**EXERCISE OBJECTIVE**
Below is a block of data; give all of it again word for word.

# Start of MATERIAL FOR THIS TASK

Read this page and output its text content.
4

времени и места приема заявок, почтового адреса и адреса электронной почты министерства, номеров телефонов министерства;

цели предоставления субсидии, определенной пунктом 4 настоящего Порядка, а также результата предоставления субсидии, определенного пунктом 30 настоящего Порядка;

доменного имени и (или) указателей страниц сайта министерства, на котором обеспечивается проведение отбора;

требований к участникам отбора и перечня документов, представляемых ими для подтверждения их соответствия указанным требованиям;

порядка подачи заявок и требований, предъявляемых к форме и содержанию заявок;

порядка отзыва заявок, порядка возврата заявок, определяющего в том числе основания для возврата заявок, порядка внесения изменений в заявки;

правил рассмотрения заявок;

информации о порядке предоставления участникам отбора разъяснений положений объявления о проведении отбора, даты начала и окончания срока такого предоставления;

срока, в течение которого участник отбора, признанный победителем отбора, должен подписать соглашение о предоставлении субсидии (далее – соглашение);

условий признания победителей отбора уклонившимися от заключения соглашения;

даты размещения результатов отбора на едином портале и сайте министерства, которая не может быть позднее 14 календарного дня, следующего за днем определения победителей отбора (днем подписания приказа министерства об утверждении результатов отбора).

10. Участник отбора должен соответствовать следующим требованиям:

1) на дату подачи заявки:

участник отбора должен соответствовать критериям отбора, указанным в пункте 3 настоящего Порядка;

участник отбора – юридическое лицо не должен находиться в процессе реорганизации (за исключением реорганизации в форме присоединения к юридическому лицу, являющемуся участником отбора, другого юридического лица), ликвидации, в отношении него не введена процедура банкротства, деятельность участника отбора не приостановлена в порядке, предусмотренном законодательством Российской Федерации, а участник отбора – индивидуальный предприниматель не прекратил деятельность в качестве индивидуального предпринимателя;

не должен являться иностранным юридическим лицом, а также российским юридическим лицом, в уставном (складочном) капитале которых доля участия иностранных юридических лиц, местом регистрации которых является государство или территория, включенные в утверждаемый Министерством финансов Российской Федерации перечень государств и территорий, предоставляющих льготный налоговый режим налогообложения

# End of MATERIAL FOR THIS TASK

**RESPONSE TO THIS TASK**
Read this page and output its text content.
4

времени и места приема заявок, почтового адреса и адреса электронной почты министерства, номеров телефонов министерства;

цели предоставления субсидии, определенной пунктом 4 настоящего Порядка, а также результата предоставления субсидии, определенного пунктом 30 настоящего Порядка;

доменного имени и (или) указателей страниц сайта министерства, на котором обеспечивается проведение отбора;

требований к участникам отбора и перечня документов, представляемых ими для подтверждения их соответствия указанным требованиям;

порядка подачи заявок и требований, предъявляемых к форме и содержанию заявок;

порядка отзыва заявок, порядка возврата заявок, определяющего в том числе основания для возврата заявок, порядка внесения изменений в заявки;

правил рассмотрения заявок;

информации о порядке предоставления участникам отбора разъяснений положений объявления о проведении отбора, даты начала и окончания срока такого предоставления;

срока, в течение которого участник отбора, признанный победителем отбора, должен подписать соглашение о предоставлении субсидии (далее – соглашение);

условий признания победителей отбора уклонившимися от заключения соглашения;

даты размещения результатов отбора на едином портале и сайте министерства, которая не может быть позднее 14 календарного дня, следующего за днем определения победителей отбора (днем подписания приказа министерства об утверждении результатов отбора).

10. Участник отбора должен соответствовать следующим требованиям:

1) на дату подачи заявки:

участник отбора должен соответствовать критериям отбора, указанным в пункте 3 настоящего Порядка;

участник отбора – юридическое лицо не должен находиться в процессе реорганизации (за исключением реорганизации в форме присоединения к юридическому лицу, являющемуся участником отбора, другого юридического лица), ликвидации, в отношении него не введена процедура банкротства, деятельность участника отбора не приостановлена в порядке, предусмотренном законодательством Российской Федерации, а участник отбора – индивидуальный предприниматель не прекратил деятельность в качестве индивидуального предпринимателя;

не должен являться иностранным юридическим лицом, а также российским юридическим лицом, в уставном (складочном) капитале которых доля участия иностранных юридических лиц, местом регистрации которых является государство или территория, включенные в утверждаемый Министерством финансов Российской Федерации перечень государств и территорий, предоставляющих льготный налоговый режим налогообложения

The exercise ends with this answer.